+++ Data for this exercise +++

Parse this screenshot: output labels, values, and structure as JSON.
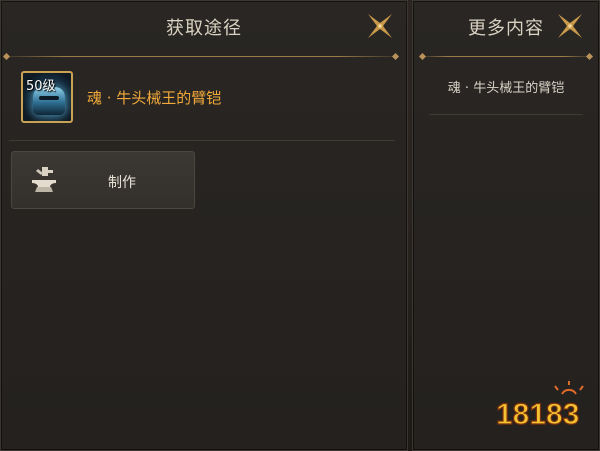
{
  "left_panel": {
    "title": "获取途径",
    "item": {
      "level_badge": "50级",
      "name": "魂 · 牛头械王的臂铠"
    },
    "craft_button_label": "制作"
  },
  "right_panel": {
    "title": "更多内容",
    "items": [
      {
        "label": "魂 · 牛头械王的臂铠"
      }
    ]
  },
  "watermark": {
    "text": "18183"
  },
  "icons": {
    "close": "close-icon",
    "anvil": "anvil-icon",
    "item": "armor-item-icon"
  },
  "colors": {
    "item_name": "#f0a93a",
    "gold_accent": "#c9a254",
    "panel_bg": "#272420",
    "title_text": "#d9d2c2"
  }
}
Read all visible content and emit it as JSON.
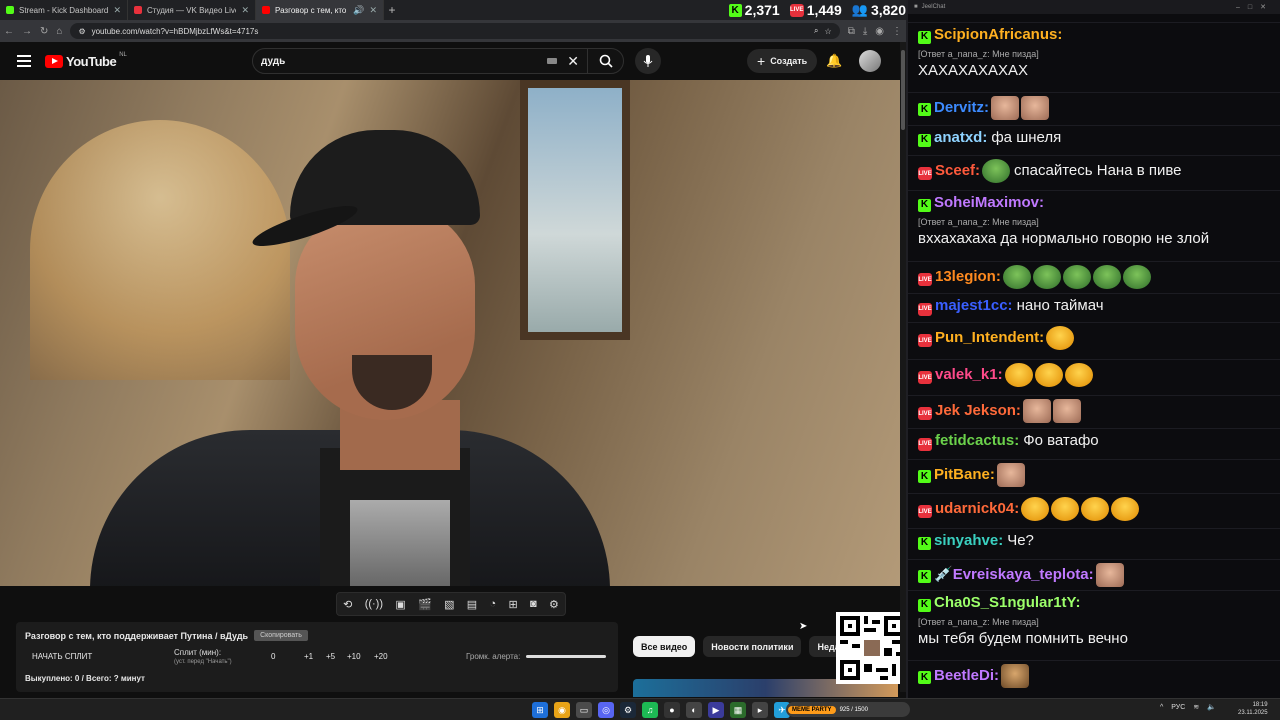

+++

*Given exercise*.
Reproduce every entry word for word, but skip any pictures.

*Solution to this exercise*.
Parse this screenshot: output labels, values, and structure as JSON.
{
  "left_panel": {
    "title": "获取途径",
    "item": {
      "level_badge": "50级",
      "name": "魂 · 牛头械王的臂铠"
    },
    "craft_button_label": "制作"
  },
  "right_panel": {
    "title": "更多内容",
    "items": [
      {
        "label": "魂 · 牛头械王的臂铠"
      }
    ]
  },
  "watermark": {
    "text": "18183"
  },
  "icons": {
    "close": "close-icon",
    "anvil": "anvil-icon",
    "item": "armor-item-icon"
  },
  "colors": {
    "item_name": "#f0a93a",
    "gold_accent": "#c9a254",
    "panel_bg": "#272420",
    "title_text": "#d9d2c2"
  }
}
Read all visible content and emit it as JSON.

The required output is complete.